• WRITTEN EXERCISE: State the number of lines that contain the word "nLocal", and add nothing else.
--- Begin EXERCISE DATA ---
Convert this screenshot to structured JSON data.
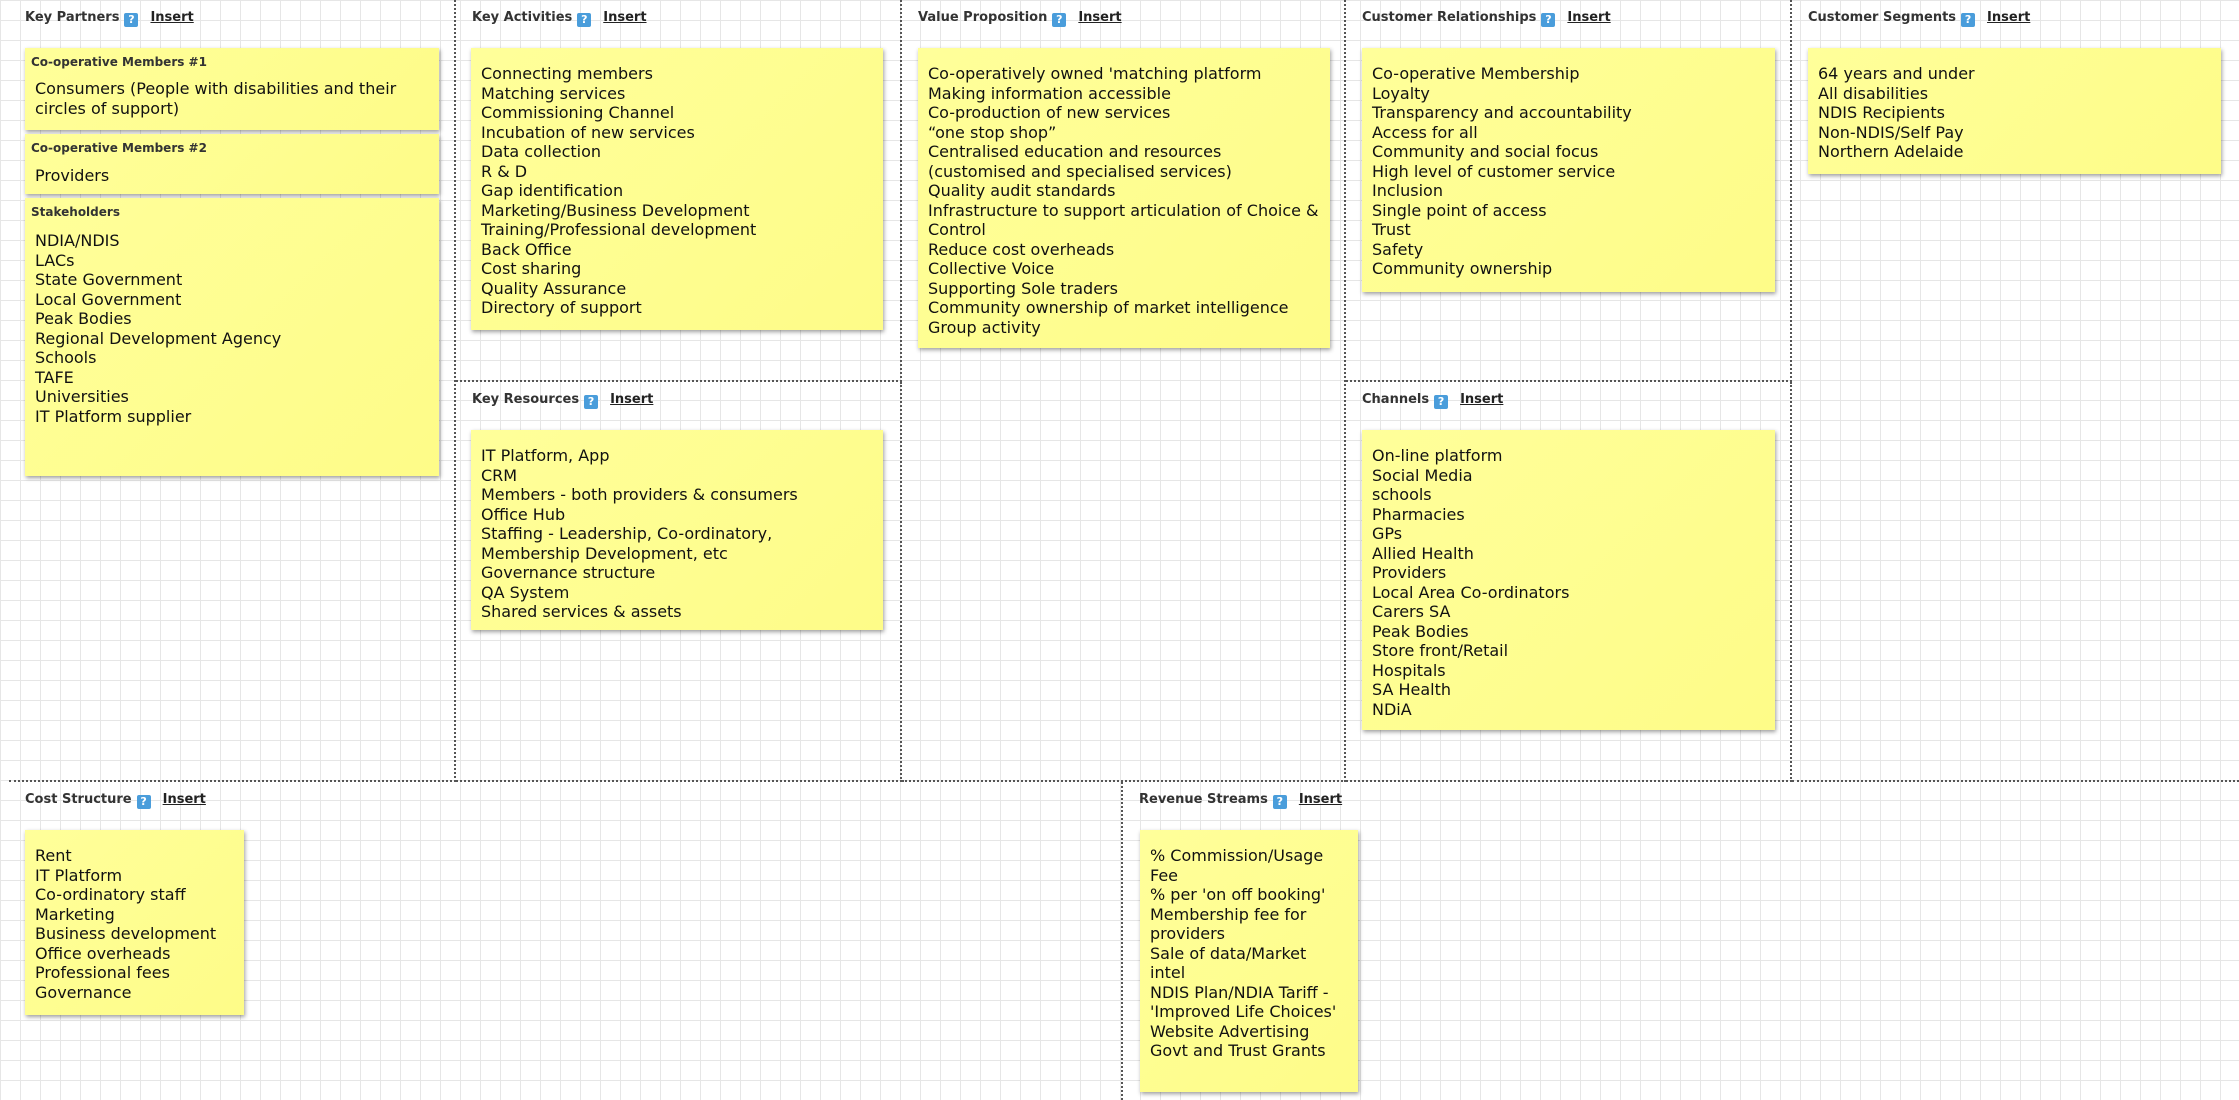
{
  "sections": {
    "key_partners": {
      "title": "Key Partners",
      "help": "?",
      "insert": "Insert",
      "notes": [
        {
          "label": "Co-operative Members #1",
          "text": "Consumers (People with disabilities and their\ncircles of support)"
        },
        {
          "label": "Co-operative Members #2",
          "text": "Providers"
        },
        {
          "label": "Stakeholders",
          "text": "NDIA/NDIS\nLACs\nState Government\nLocal Government\nPeak Bodies\nRegional Development Agency\nSchools\nTAFE\nUniversities\nIT Platform supplier"
        }
      ]
    },
    "key_activities": {
      "title": "Key Activities",
      "help": "?",
      "insert": "Insert",
      "text": "Connecting members\nMatching services\nCommissioning Channel\nIncubation of new services\nData collection\nR & D\nGap identification\nMarketing/Business Development\nTraining/Professional development\nBack Office\nCost sharing\nQuality Assurance\nDirectory of support"
    },
    "key_resources": {
      "title": "Key Resources",
      "help": "?",
      "insert": "Insert",
      "text": "IT Platform, App\nCRM\nMembers - both providers & consumers\nOffice Hub\nStaffing - Leadership, Co-ordinatory,\nMembership Development, etc\nGovernance structure\nQA System\nShared services & assets"
    },
    "value_proposition": {
      "title": "Value Proposition",
      "help": "?",
      "insert": "Insert",
      "text": "Co-operatively owned 'matching platform\nMaking information accessible\nCo-production of new services\n“one stop shop”\nCentralised education and resources\n(customised and specialised services)\nQuality audit standards\nInfrastructure to support articulation of Choice &\nControl\nReduce cost overheads\nCollective Voice\nSupporting Sole traders\nCommunity ownership of market intelligence\nGroup activity"
    },
    "customer_relationships": {
      "title": "Customer Relationships",
      "help": "?",
      "insert": "Insert",
      "text": "Co-operative Membership\nLoyalty\nTransparency and accountability\nAccess for all\nCommunity and social focus\nHigh level of customer service\nInclusion\nSingle point of access\nTrust\nSafety\nCommunity ownership"
    },
    "channels": {
      "title": "Channels",
      "help": "?",
      "insert": "Insert",
      "text": "On-line platform\nSocial Media\nschools\nPharmacies\nGPs\nAllied Health\nProviders\nLocal Area Co-ordinators\nCarers SA\nPeak Bodies\nStore front/Retail\nHospitals\nSA Health\nNDiA"
    },
    "customer_segments": {
      "title": "Customer Segments",
      "help": "?",
      "insert": "Insert",
      "text": "64 years and under\nAll disabilities\nNDIS Recipients\nNon-NDIS/Self Pay\nNorthern Adelaide"
    },
    "cost_structure": {
      "title": "Cost Structure",
      "help": "?",
      "insert": "Insert",
      "text": "Rent\nIT Platform\nCo-ordinatory staff\nMarketing\nBusiness development\nOffice overheads\nProfessional fees\nGovernance"
    },
    "revenue_streams": {
      "title": "Revenue Streams",
      "help": "?",
      "insert": "Insert",
      "text": "% Commission/Usage\nFee\n% per 'on off booking'\nMembership fee for\nproviders\nSale of data/Market\nintel\nNDIS Plan/NDIA Tariff -\n'Improved Life Choices'\nWebsite Advertising\nGovt and Trust Grants"
    }
  }
}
--- End EXERCISE DATA ---
• OUTPUT OF THE EXERCISE: 2